▸ **Problem to solve**
Output all records precisely as written.

▸ **Available data**
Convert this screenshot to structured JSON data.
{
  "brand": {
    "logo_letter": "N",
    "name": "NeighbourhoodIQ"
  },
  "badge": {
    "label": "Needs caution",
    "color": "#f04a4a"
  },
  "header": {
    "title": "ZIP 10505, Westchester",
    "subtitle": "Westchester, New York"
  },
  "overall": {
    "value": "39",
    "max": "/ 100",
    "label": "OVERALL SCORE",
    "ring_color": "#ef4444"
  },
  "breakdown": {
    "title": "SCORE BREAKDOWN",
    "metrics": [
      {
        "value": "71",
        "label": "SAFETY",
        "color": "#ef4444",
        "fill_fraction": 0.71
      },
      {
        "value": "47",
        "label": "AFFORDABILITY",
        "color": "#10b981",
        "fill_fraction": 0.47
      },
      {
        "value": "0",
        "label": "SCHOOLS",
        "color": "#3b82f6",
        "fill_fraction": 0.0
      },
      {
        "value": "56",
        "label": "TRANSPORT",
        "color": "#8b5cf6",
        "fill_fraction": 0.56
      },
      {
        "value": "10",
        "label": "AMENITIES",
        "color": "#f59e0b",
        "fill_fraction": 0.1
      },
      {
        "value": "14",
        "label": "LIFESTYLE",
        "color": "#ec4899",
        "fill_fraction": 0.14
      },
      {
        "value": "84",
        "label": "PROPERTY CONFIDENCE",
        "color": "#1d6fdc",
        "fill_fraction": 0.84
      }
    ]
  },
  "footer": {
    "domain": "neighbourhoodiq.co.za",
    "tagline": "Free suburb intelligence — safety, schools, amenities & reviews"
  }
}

▸ **Full output**
Convert this screenshot to structured JSON data.
{
  "brand": {
    "logo_letter": "N",
    "name": "NeighbourhoodIQ"
  },
  "badge": {
    "label": "Needs caution",
    "color": "#f04a4a"
  },
  "header": {
    "title": "ZIP 10505, Westchester",
    "subtitle": "Westchester, New York"
  },
  "overall": {
    "value": "39",
    "max": "/ 100",
    "label": "OVERALL SCORE",
    "ring_color": "#ef4444"
  },
  "breakdown": {
    "title": "SCORE BREAKDOWN",
    "metrics": [
      {
        "value": "71",
        "label": "SAFETY",
        "color": "#ef4444",
        "fill_fraction": 0.71
      },
      {
        "value": "47",
        "label": "AFFORDABILITY",
        "color": "#10b981",
        "fill_fraction": 0.47
      },
      {
        "value": "0",
        "label": "SCHOOLS",
        "color": "#3b82f6",
        "fill_fraction": 0.0
      },
      {
        "value": "56",
        "label": "TRANSPORT",
        "color": "#8b5cf6",
        "fill_fraction": 0.56
      },
      {
        "value": "10",
        "label": "AMENITIES",
        "color": "#f59e0b",
        "fill_fraction": 0.1
      },
      {
        "value": "14",
        "label": "LIFESTYLE",
        "color": "#ec4899",
        "fill_fraction": 0.14
      },
      {
        "value": "84",
        "label": "PROPERTY CONFIDENCE",
        "color": "#1d6fdc",
        "fill_fraction": 0.84
      }
    ]
  },
  "footer": {
    "domain": "neighbourhoodiq.co.za",
    "tagline": "Free suburb intelligence — safety, schools, amenities & reviews"
  }
}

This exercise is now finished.